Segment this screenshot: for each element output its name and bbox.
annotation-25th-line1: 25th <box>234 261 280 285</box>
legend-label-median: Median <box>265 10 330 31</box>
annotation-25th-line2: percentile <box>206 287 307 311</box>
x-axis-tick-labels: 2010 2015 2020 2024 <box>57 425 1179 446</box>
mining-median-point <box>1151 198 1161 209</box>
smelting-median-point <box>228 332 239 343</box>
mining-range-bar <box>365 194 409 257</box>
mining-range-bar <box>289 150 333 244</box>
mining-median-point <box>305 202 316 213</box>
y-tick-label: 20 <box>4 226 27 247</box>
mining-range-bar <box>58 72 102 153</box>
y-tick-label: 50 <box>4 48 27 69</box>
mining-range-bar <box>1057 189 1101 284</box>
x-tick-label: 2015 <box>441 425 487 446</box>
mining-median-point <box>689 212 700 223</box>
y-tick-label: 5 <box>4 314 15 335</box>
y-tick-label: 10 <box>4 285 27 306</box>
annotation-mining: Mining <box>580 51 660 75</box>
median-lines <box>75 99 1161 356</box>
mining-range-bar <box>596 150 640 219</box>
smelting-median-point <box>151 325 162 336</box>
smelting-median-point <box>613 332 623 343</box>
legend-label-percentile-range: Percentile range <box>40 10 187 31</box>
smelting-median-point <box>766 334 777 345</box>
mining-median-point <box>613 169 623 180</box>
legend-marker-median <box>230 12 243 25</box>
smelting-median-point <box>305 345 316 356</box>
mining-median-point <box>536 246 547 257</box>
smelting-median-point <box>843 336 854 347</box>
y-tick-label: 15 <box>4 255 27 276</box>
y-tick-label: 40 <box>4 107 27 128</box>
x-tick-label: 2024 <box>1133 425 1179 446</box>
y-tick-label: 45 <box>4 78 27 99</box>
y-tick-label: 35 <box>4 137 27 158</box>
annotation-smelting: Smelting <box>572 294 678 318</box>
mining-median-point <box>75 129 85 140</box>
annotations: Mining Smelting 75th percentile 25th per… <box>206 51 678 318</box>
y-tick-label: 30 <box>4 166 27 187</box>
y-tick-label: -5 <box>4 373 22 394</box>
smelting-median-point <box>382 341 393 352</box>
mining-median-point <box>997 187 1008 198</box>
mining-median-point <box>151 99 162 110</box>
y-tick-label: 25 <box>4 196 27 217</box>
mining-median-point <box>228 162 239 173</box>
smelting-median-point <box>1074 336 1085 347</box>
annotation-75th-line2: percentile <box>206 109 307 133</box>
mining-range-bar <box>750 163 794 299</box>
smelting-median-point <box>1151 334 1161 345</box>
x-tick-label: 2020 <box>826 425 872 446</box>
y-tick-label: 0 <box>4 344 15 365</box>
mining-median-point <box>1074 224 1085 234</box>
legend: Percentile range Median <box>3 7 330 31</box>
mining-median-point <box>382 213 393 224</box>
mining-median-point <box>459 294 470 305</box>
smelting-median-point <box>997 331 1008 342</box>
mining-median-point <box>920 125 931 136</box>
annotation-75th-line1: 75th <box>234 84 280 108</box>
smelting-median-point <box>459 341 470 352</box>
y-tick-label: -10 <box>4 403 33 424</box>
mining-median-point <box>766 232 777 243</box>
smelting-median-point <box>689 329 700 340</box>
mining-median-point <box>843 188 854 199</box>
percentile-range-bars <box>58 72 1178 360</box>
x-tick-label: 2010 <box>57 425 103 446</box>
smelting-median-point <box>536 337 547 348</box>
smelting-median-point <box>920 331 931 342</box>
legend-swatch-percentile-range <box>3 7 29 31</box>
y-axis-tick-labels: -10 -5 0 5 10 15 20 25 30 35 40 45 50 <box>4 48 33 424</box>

☆ ☆ ☆ ☆

TASK REQUIREMENTS. Rewrite the listing, substituting "mining-median-marker" for each occurrence of "mining-median-point" and leaving all other text unchanged.

THE ANSWER.
Segment this screenshot: for each element output its name and bbox.
annotation-25th-line1: 25th <box>234 261 280 285</box>
legend-label-median: Median <box>265 10 330 31</box>
annotation-25th-line2: percentile <box>206 287 307 311</box>
x-axis-tick-labels: 2010 2015 2020 2024 <box>57 425 1179 446</box>
mining-median-marker <box>1151 198 1161 209</box>
smelting-median-point <box>228 332 239 343</box>
mining-range-bar <box>365 194 409 257</box>
mining-range-bar <box>289 150 333 244</box>
mining-median-marker <box>305 202 316 213</box>
y-tick-label: 20 <box>4 226 27 247</box>
mining-range-bar <box>58 72 102 153</box>
y-tick-label: 50 <box>4 48 27 69</box>
mining-range-bar <box>1057 189 1101 284</box>
x-tick-label: 2015 <box>441 425 487 446</box>
mining-median-marker <box>689 212 700 223</box>
y-tick-label: 5 <box>4 314 15 335</box>
y-tick-label: 10 <box>4 285 27 306</box>
annotation-mining: Mining <box>580 51 660 75</box>
median-lines <box>75 99 1161 356</box>
mining-range-bar <box>596 150 640 219</box>
smelting-median-point <box>151 325 162 336</box>
smelting-median-point <box>613 332 623 343</box>
legend-label-percentile-range: Percentile range <box>40 10 187 31</box>
smelting-median-point <box>766 334 777 345</box>
mining-median-marker <box>613 169 623 180</box>
legend-marker-median <box>230 12 243 25</box>
smelting-median-point <box>305 345 316 356</box>
mining-median-marker <box>536 246 547 257</box>
smelting-median-point <box>843 336 854 347</box>
y-tick-label: 15 <box>4 255 27 276</box>
y-tick-label: 40 <box>4 107 27 128</box>
x-tick-label: 2024 <box>1133 425 1179 446</box>
y-tick-label: 45 <box>4 78 27 99</box>
y-tick-label: 35 <box>4 137 27 158</box>
annotation-smelting: Smelting <box>572 294 678 318</box>
mining-median-marker <box>75 129 85 140</box>
annotations: Mining Smelting 75th percentile 25th per… <box>206 51 678 318</box>
y-tick-label: 30 <box>4 166 27 187</box>
y-tick-label: -5 <box>4 373 22 394</box>
smelting-median-point <box>382 341 393 352</box>
mining-median-marker <box>997 187 1008 198</box>
mining-median-marker <box>151 99 162 110</box>
y-tick-label: 25 <box>4 196 27 217</box>
mining-median-marker <box>228 162 239 173</box>
smelting-median-point <box>1074 336 1085 347</box>
annotation-75th-line2: percentile <box>206 109 307 133</box>
mining-range-bar <box>750 163 794 299</box>
smelting-median-point <box>1151 334 1161 345</box>
x-tick-label: 2020 <box>826 425 872 446</box>
y-tick-label: 0 <box>4 344 15 365</box>
mining-median-marker <box>1074 224 1085 234</box>
legend: Percentile range Median <box>3 7 330 31</box>
mining-median-marker <box>382 213 393 224</box>
mining-median-marker <box>459 294 470 305</box>
smelting-median-point <box>997 331 1008 342</box>
mining-median-marker <box>920 125 931 136</box>
annotation-75th-line1: 75th <box>234 84 280 108</box>
smelting-median-point <box>459 341 470 352</box>
y-tick-label: -10 <box>4 403 33 424</box>
mining-median-marker <box>766 232 777 243</box>
smelting-median-point <box>689 329 700 340</box>
mining-median-marker <box>843 188 854 199</box>
percentile-range-bars <box>58 72 1178 360</box>
x-tick-label: 2010 <box>57 425 103 446</box>
smelting-median-point <box>536 337 547 348</box>
smelting-median-point <box>920 331 931 342</box>
legend-swatch-percentile-range <box>3 7 29 31</box>
y-axis-tick-labels: -10 -5 0 5 10 15 20 25 30 35 40 45 50 <box>4 48 33 424</box>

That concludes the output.